**GIVEN INSTRUCTION**
Count the lines that include the string "Cédula", and give only that number.

**AVAILABLE RECORDS**
####

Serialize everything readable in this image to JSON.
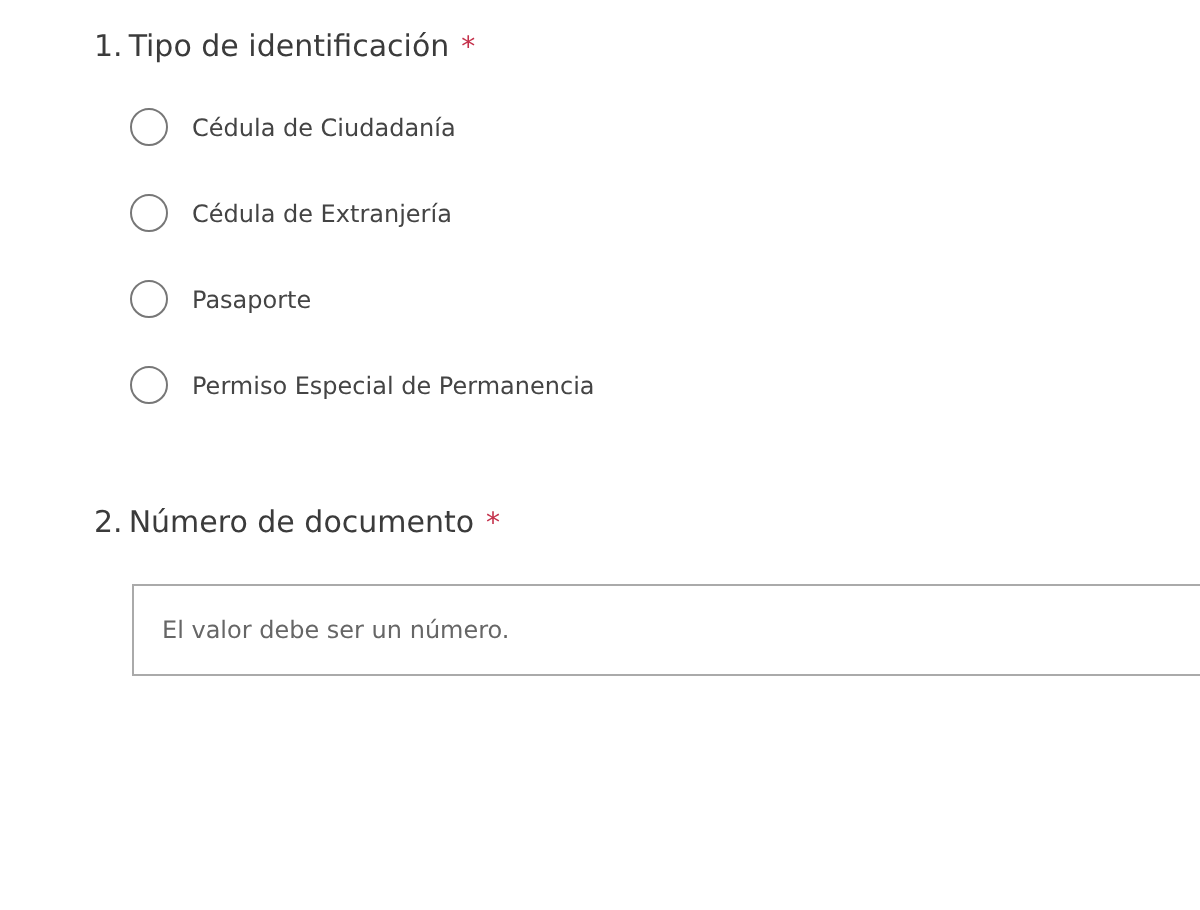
{
  "questions": [
    {
      "kind": "choice",
      "number": "1.",
      "title": "Tipo de identificación",
      "required_mark": "*",
      "options": [
        {
          "label": "Cédula de Ciudadanía",
          "selected": false
        },
        {
          "label": "Cédula de Extranjería",
          "selected": false
        },
        {
          "label": "Pasaporte",
          "selected": false
        },
        {
          "label": "Permiso Especial de Permanencia",
          "selected": false
        }
      ]
    },
    {
      "kind": "text",
      "number": "2.",
      "title": "Número de documento",
      "required_mark": "*",
      "placeholder": "El valor debe ser un número."
    }
  ]
}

####

**TASK SOLUTION**
2